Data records
● ● ● ● ●

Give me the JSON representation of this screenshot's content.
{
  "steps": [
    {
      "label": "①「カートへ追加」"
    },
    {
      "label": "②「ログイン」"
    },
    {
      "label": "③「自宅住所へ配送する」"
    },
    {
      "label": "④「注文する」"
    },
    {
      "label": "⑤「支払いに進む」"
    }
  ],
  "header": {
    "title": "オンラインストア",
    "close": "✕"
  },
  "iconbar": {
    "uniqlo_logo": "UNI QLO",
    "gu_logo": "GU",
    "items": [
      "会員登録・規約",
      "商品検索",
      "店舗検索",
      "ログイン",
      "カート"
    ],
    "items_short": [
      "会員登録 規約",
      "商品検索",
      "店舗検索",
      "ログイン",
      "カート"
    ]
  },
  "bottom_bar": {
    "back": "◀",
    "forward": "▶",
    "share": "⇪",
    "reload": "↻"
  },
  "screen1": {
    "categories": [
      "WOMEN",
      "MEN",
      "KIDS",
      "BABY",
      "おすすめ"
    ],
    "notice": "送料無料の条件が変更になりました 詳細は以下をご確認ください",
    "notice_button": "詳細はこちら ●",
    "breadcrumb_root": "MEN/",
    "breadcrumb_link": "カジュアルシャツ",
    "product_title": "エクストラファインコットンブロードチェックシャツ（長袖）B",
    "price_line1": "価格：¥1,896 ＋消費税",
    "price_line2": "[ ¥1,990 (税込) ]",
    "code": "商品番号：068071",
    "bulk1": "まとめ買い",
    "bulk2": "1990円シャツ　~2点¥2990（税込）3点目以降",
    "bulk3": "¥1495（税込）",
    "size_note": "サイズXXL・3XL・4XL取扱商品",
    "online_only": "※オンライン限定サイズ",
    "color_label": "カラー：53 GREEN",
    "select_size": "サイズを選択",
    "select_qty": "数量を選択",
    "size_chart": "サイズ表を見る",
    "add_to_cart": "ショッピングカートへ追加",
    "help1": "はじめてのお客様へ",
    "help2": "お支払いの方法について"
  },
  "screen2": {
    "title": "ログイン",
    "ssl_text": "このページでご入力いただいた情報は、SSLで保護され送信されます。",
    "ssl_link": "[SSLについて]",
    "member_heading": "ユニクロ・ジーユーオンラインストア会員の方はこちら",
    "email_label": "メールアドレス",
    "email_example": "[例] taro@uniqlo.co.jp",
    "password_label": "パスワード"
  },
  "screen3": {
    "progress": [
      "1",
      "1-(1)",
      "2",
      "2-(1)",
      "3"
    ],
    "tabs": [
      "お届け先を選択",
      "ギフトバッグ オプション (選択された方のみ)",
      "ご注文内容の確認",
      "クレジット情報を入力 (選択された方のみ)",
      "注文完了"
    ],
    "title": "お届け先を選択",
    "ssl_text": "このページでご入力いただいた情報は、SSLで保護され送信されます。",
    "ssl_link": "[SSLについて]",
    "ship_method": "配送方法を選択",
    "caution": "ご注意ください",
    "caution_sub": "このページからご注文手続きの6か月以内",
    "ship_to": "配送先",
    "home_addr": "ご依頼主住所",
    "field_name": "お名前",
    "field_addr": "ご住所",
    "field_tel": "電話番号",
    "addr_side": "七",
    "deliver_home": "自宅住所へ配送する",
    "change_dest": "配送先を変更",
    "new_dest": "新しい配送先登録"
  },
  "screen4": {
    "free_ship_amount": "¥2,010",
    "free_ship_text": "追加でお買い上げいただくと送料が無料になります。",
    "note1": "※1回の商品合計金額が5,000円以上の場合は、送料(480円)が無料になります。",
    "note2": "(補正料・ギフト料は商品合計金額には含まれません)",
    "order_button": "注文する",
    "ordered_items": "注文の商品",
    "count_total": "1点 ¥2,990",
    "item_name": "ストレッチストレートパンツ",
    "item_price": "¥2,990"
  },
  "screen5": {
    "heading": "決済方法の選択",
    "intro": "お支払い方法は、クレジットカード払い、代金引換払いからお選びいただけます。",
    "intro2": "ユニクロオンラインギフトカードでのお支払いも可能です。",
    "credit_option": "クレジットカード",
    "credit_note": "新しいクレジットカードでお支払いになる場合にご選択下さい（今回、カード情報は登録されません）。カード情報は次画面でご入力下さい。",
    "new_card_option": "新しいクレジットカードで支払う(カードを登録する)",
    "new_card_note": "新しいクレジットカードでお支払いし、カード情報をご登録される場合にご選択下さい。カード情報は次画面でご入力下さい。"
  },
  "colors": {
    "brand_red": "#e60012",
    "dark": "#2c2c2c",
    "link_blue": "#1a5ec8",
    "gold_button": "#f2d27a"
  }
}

● ● ● ● ●

▶ [What needs to be done]: Your task is to give the records above again, exactly.

▶ [Task result]:
Give me the JSON representation of this screenshot's content.
{
  "steps": [
    {
      "label": "①「カートへ追加」"
    },
    {
      "label": "②「ログイン」"
    },
    {
      "label": "③「自宅住所へ配送する」"
    },
    {
      "label": "④「注文する」"
    },
    {
      "label": "⑤「支払いに進む」"
    }
  ],
  "header": {
    "title": "オンラインストア",
    "close": "✕"
  },
  "iconbar": {
    "uniqlo_logo": "UNI QLO",
    "gu_logo": "GU",
    "items": [
      "会員登録・規約",
      "商品検索",
      "店舗検索",
      "ログイン",
      "カート"
    ],
    "items_short": [
      "会員登録 規約",
      "商品検索",
      "店舗検索",
      "ログイン",
      "カート"
    ]
  },
  "bottom_bar": {
    "back": "◀",
    "forward": "▶",
    "share": "⇪",
    "reload": "↻"
  },
  "screen1": {
    "categories": [
      "WOMEN",
      "MEN",
      "KIDS",
      "BABY",
      "おすすめ"
    ],
    "notice": "送料無料の条件が変更になりました 詳細は以下をご確認ください",
    "notice_button": "詳細はこちら ●",
    "breadcrumb_root": "MEN/",
    "breadcrumb_link": "カジュアルシャツ",
    "product_title": "エクストラファインコットンブロードチェックシャツ（長袖）B",
    "price_line1": "価格：¥1,896 ＋消費税",
    "price_line2": "[ ¥1,990 (税込) ]",
    "code": "商品番号：068071",
    "bulk1": "まとめ買い",
    "bulk2": "1990円シャツ　~2点¥2990（税込）3点目以降",
    "bulk3": "¥1495（税込）",
    "size_note": "サイズXXL・3XL・4XL取扱商品",
    "online_only": "※オンライン限定サイズ",
    "color_label": "カラー：53 GREEN",
    "select_size": "サイズを選択",
    "select_qty": "数量を選択",
    "size_chart": "サイズ表を見る",
    "add_to_cart": "ショッピングカートへ追加",
    "help1": "はじめてのお客様へ",
    "help2": "お支払いの方法について"
  },
  "screen2": {
    "title": "ログイン",
    "ssl_text": "このページでご入力いただいた情報は、SSLで保護され送信されます。",
    "ssl_link": "[SSLについて]",
    "member_heading": "ユニクロ・ジーユーオンラインストア会員の方はこちら",
    "email_label": "メールアドレス",
    "email_example": "[例] taro@uniqlo.co.jp",
    "password_label": "パスワード"
  },
  "screen3": {
    "progress": [
      "1",
      "1-(1)",
      "2",
      "2-(1)",
      "3"
    ],
    "tabs": [
      "お届け先を選択",
      "ギフトバッグ オプション (選択された方のみ)",
      "ご注文内容の確認",
      "クレジット情報を入力 (選択された方のみ)",
      "注文完了"
    ],
    "title": "お届け先を選択",
    "ssl_text": "このページでご入力いただいた情報は、SSLで保護され送信されます。",
    "ssl_link": "[SSLについて]",
    "ship_method": "配送方法を選択",
    "caution": "ご注意ください",
    "caution_sub": "このページからご注文手続きの6か月以内",
    "ship_to": "配送先",
    "home_addr": "ご依頼主住所",
    "field_name": "お名前",
    "field_addr": "ご住所",
    "field_tel": "電話番号",
    "addr_side": "七",
    "deliver_home": "自宅住所へ配送する",
    "change_dest": "配送先を変更",
    "new_dest": "新しい配送先登録"
  },
  "screen4": {
    "free_ship_amount": "¥2,010",
    "free_ship_text": "追加でお買い上げいただくと送料が無料になります。",
    "note1": "※1回の商品合計金額が5,000円以上の場合は、送料(480円)が無料になります。",
    "note2": "(補正料・ギフト料は商品合計金額には含まれません)",
    "order_button": "注文する",
    "ordered_items": "注文の商品",
    "count_total": "1点 ¥2,990",
    "item_name": "ストレッチストレートパンツ",
    "item_price": "¥2,990"
  },
  "screen5": {
    "heading": "決済方法の選択",
    "intro": "お支払い方法は、クレジットカード払い、代金引換払いからお選びいただけます。",
    "intro2": "ユニクロオンラインギフトカードでのお支払いも可能です。",
    "credit_option": "クレジットカード",
    "credit_note": "新しいクレジットカードでお支払いになる場合にご選択下さい（今回、カード情報は登録されません）。カード情報は次画面でご入力下さい。",
    "new_card_option": "新しいクレジットカードで支払う(カードを登録する)",
    "new_card_note": "新しいクレジットカードでお支払いし、カード情報をご登録される場合にご選択下さい。カード情報は次画面でご入力下さい。"
  },
  "colors": {
    "brand_red": "#e60012",
    "dark": "#2c2c2c",
    "link_blue": "#1a5ec8",
    "gold_button": "#f2d27a"
  }
}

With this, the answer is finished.